▸ The problem:
In the records that follow, show each line where the word "Rumah" is present.

▸ Exercise material:
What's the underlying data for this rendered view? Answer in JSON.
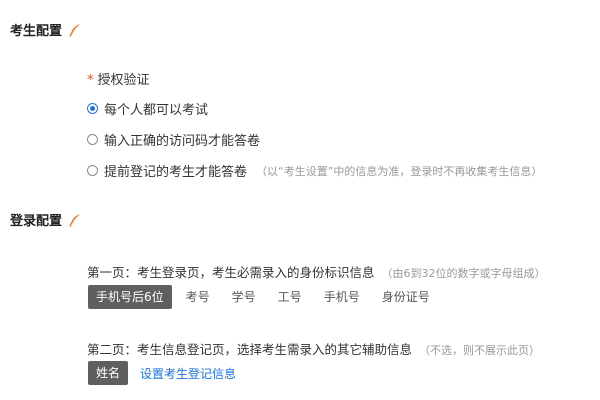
{
  "exam_config": {
    "title": "考生配置",
    "auth_required_mark": "*",
    "auth_label": "授权验证",
    "options": [
      {
        "label": "每个人都可以考试",
        "checked": true
      },
      {
        "label": "输入正确的访问码才能答卷",
        "checked": false
      },
      {
        "label": "提前登记的考生才能答卷",
        "checked": false,
        "hint": "（以“考生设置”中的信息为准，登录时不再收集考生信息）"
      }
    ]
  },
  "login_config": {
    "title": "登录配置",
    "page1": {
      "text": "第一页：考生登录页，考生必需录入的身份标识信息",
      "hint": "（由6到32位的数字或字母组成）",
      "tags": [
        "手机号后6位",
        "考号",
        "学号",
        "工号",
        "手机号",
        "身份证号"
      ],
      "selected_index": 0
    },
    "page2": {
      "text": "第二页：考生信息登记页，选择考生需录入的其它辅助信息",
      "hint": "（不选，则不展示此页）",
      "tags": [
        "姓名"
      ],
      "link": "设置考生登记信息"
    }
  },
  "colors": {
    "accent": "#1a73e8",
    "required": "#e8492f",
    "icon": "#f07a2c",
    "selected_tag": "#5f5f5f"
  },
  "icons": {
    "section": "feather-pen-icon"
  }
}
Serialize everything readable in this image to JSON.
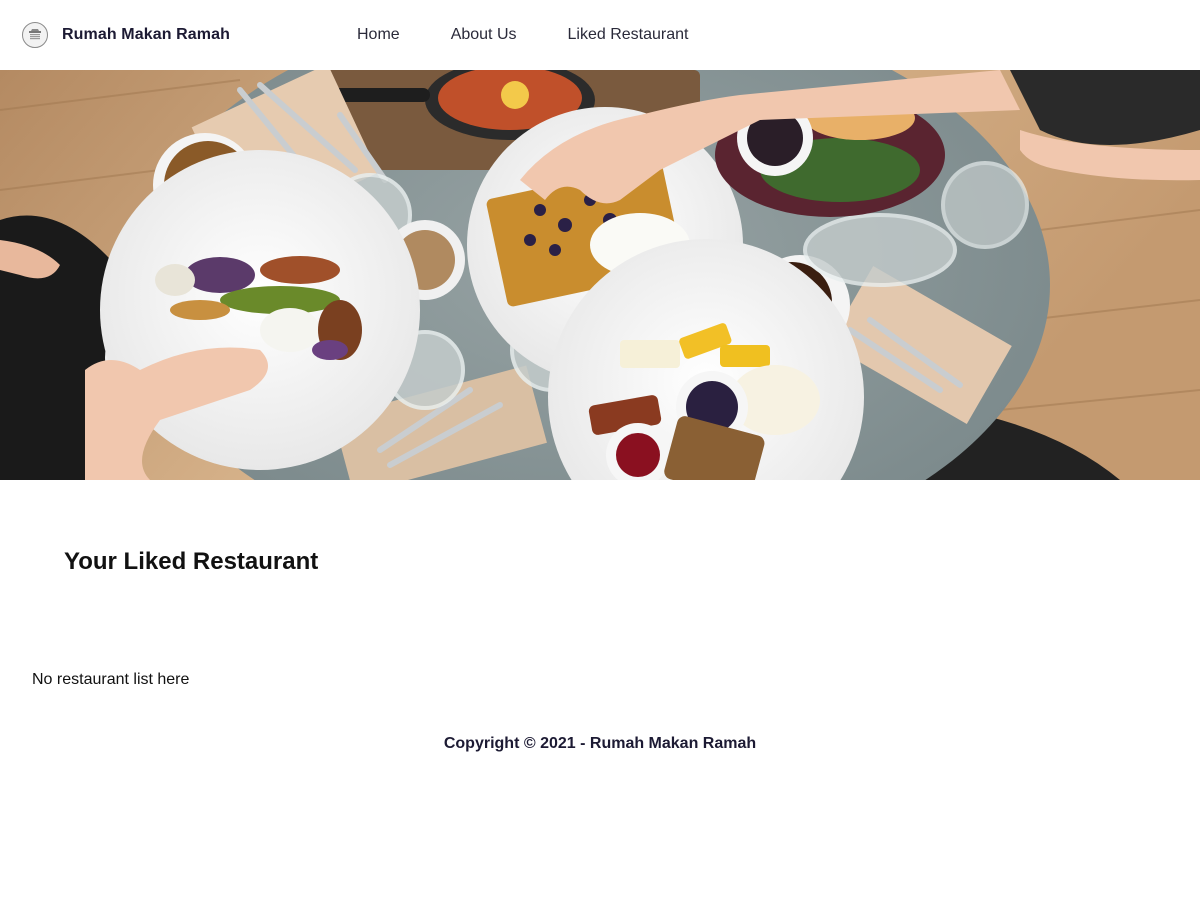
{
  "header": {
    "brand_name": "Rumah Makan Ramah",
    "logo_icon": "restaurant-logo-icon",
    "nav": [
      {
        "label": "Home"
      },
      {
        "label": "About Us"
      },
      {
        "label": "Liked Restaurant"
      }
    ]
  },
  "hero": {
    "image": "food-table-hero-image"
  },
  "main": {
    "title": "Your Liked Restaurant",
    "empty_message": "No restaurant list here"
  },
  "footer": {
    "copyright": "Copyright © 2021 - Rumah Makan Ramah"
  }
}
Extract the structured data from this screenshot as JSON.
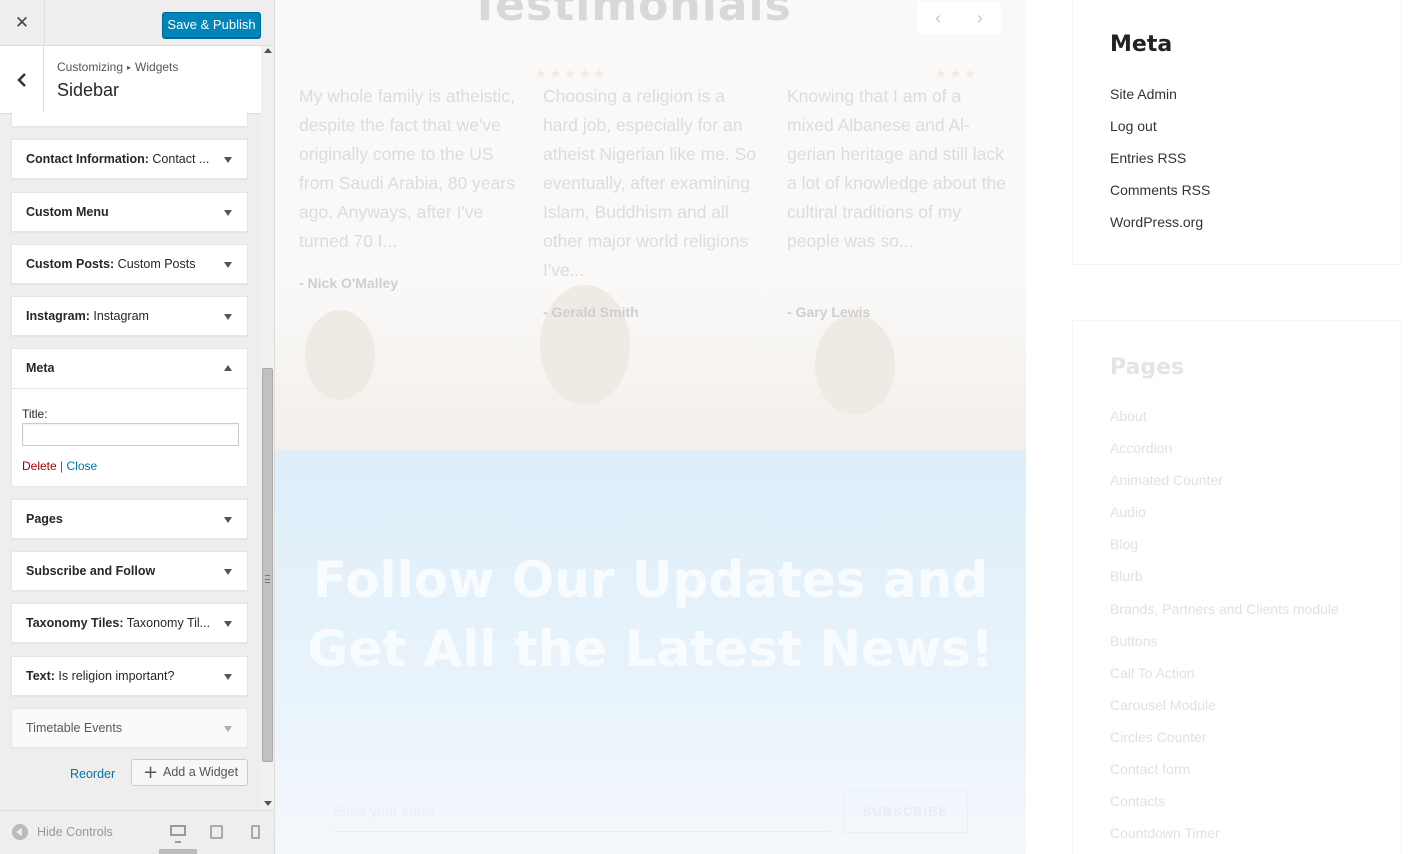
{
  "customizer": {
    "close_glyph": "✕",
    "save_label": "Save & Publish",
    "breadcrumb": {
      "parent": "Customizing",
      "separator": "▸",
      "current": "Widgets"
    },
    "section_title": "Sidebar",
    "widgets": [
      {
        "name": "Contact Information:",
        "subtitle": " Contact ...",
        "expanded": false
      },
      {
        "name": "Custom Menu",
        "subtitle": "",
        "expanded": false
      },
      {
        "name": "Custom Posts:",
        "subtitle": " Custom Posts",
        "expanded": false
      },
      {
        "name": "Instagram:",
        "subtitle": " Instagram",
        "expanded": false
      },
      {
        "name": "Meta",
        "subtitle": "",
        "expanded": true
      },
      {
        "name": "Pages",
        "subtitle": "",
        "expanded": false
      },
      {
        "name": "Subscribe and Follow",
        "subtitle": "",
        "expanded": false
      },
      {
        "name": "Taxonomy Tiles:",
        "subtitle": " Taxonomy Til...",
        "expanded": false
      },
      {
        "name": "Text:",
        "subtitle": " Is religion important?",
        "expanded": false
      },
      {
        "name": "Timetable Events",
        "subtitle": "",
        "expanded": false,
        "disabled": true
      }
    ],
    "meta_form": {
      "title_label": "Title:",
      "title_value": "",
      "delete_label": "Delete",
      "separator": " | ",
      "close_label": "Close"
    },
    "reorder_label": "Reorder",
    "add_widget_label": "Add a Widget",
    "footer": {
      "hide_controls_label": "Hide Controls",
      "active_device": "desktop"
    }
  },
  "preview": {
    "testimonials": {
      "heading": "Testimonials",
      "items": [
        {
          "text": "My whole family is athe­is­tic, despite the fact that we've originally come to the US from Saudi Arabia, 80 years ago. Anyways, after I've turned 70 I...",
          "author": "- Nick O'Malley"
        },
        {
          "text": "Choosing a religion is a hard job, especially for an atheist Nigerian like me. So eventually, after examining Islam, Buddhism and all other major world religions I've...",
          "author": "- Gerald Smith"
        },
        {
          "text": "Knowing that I am of a mixed Albanese and Al­gerian heritage and still lack a lot of knowledge about the cultiral tradi­tions of my people was so...",
          "author": "- Gary Lewis"
        }
      ]
    },
    "subscribe": {
      "heading": "Follow Our Updates and Get All the Latest News!",
      "email_placeholder": "Enter your email",
      "button_label": "SUBSCRIBE"
    },
    "meta_sidebar": {
      "title": "Meta",
      "links": [
        "Site Admin",
        "Log out",
        "Entries RSS",
        "Comments RSS",
        "WordPress.org"
      ]
    },
    "pages_sidebar": {
      "title": "Pages",
      "links": [
        "About",
        "Accordion",
        "Animated Counter",
        "Audio",
        "Blog",
        "Blurb",
        "Brands, Partners and Clients module",
        "Buttons",
        "Call To Action",
        "Carousel Module",
        "Circles Counter",
        "Contact form",
        "Contacts",
        "Countdown Timer"
      ]
    }
  },
  "colors": {
    "primary_button": "#0085ba",
    "link": "#0073aa",
    "delete": "#aa0000"
  }
}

▸ Task solution:
    "brand_name": "Rumah Makan Ramah",
    "copyright": "Copyright © 2021 - Rumah Makan Ramah"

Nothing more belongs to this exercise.